◆ DO THIS
Read the records and write them out again exactly.

◆ MATERIAL FOR THIS TASK
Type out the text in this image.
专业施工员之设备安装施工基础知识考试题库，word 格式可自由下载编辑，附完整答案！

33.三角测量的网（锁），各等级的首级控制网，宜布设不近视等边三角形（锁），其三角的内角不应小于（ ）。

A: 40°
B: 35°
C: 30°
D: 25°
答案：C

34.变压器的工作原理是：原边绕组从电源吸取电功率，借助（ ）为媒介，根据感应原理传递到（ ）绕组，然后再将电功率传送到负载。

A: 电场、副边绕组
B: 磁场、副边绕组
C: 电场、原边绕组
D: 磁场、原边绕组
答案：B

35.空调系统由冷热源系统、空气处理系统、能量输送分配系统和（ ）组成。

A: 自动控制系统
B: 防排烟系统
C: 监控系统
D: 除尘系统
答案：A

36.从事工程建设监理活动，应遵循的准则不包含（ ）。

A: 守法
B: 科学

◆ FULL OUTPUT
Type out the text in this image.
专业施工员之设备安装施工基础知识考试题库，word 格式可自由下载编辑，附完整答案！

33.三角测量的网（锁），各等级的首级控制网，宜布设不近视等边三角形（锁），其三角的内角不应小于（ ）。

A: 40°
B: 35°
C: 30°
D: 25°
答案：C

34.变压器的工作原理是：原边绕组从电源吸取电功率，借助（ ）为媒介，根据感应原理传递到（ ）绕组，然后再将电功率传送到负载。

A: 电场、副边绕组
B: 磁场、副边绕组
C: 电场、原边绕组
D: 磁场、原边绕组
答案：B

35.空调系统由冷热源系统、空气处理系统、能量输送分配系统和（ ）组成。

A: 自动控制系统
B: 防排烟系统
C: 监控系统
D: 除尘系统
答案：A

36.从事工程建设监理活动，应遵循的准则不包含（ ）。

A: 守法
B: 科学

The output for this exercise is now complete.